# Data to process:

★ ★ ★

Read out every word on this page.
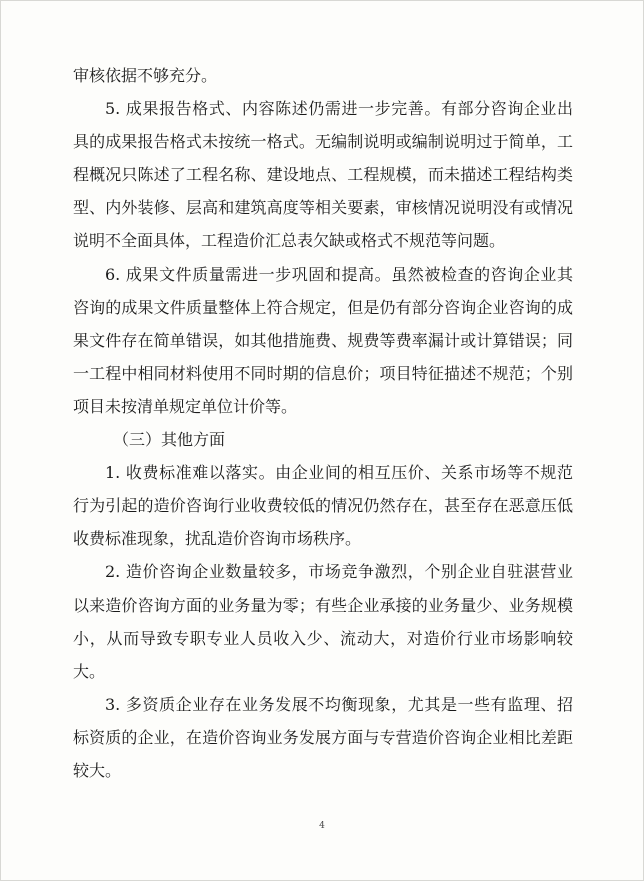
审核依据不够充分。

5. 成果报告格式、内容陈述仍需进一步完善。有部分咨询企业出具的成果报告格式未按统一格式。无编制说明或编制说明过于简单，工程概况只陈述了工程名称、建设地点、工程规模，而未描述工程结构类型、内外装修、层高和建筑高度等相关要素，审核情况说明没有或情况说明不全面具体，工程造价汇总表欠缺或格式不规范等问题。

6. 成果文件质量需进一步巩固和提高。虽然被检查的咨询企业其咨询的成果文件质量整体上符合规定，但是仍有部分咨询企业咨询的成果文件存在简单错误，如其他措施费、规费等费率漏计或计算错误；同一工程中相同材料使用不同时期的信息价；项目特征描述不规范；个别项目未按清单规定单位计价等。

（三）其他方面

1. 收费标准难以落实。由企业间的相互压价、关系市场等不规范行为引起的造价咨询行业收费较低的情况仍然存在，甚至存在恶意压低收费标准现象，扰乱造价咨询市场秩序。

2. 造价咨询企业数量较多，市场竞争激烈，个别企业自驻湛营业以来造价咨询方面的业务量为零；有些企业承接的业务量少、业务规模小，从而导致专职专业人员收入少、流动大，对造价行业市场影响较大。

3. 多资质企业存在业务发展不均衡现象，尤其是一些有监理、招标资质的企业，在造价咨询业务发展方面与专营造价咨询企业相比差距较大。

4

★ ★ ★

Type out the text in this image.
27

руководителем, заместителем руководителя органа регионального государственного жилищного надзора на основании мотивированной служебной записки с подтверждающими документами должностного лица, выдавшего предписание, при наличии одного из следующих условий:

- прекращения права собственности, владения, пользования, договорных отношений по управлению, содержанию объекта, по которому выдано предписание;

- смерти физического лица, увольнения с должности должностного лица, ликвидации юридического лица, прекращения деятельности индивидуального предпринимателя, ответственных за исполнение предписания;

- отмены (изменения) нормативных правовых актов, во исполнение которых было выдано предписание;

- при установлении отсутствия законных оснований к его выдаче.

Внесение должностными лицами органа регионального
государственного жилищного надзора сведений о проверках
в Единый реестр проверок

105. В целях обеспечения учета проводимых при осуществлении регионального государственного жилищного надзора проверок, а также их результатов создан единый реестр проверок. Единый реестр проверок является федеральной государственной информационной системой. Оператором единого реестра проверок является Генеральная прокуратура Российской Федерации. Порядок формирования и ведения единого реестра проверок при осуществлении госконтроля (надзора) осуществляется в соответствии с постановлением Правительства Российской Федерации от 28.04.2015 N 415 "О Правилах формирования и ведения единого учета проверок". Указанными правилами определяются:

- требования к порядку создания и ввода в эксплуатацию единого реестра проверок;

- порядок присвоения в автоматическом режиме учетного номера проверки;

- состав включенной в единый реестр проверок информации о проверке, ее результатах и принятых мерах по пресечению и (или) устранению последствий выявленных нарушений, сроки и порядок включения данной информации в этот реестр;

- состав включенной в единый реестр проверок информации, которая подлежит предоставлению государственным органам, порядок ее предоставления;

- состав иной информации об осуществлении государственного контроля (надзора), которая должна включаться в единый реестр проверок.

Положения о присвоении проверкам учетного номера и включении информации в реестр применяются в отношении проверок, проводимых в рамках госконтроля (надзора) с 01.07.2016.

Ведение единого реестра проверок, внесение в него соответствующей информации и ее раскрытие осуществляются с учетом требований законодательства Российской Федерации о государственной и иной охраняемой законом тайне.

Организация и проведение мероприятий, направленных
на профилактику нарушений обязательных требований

★ ★ ★

Copy out the lines in which the string "учетного" appears.

- порядок присвоения в автоматическом режиме учетного номера проверки;
Положения о присвоении проверкам учетного номера и включении информации в реестр применяются в отношении проверок, проводимых в рамках госконтроля (надзора) с 01.07.2016.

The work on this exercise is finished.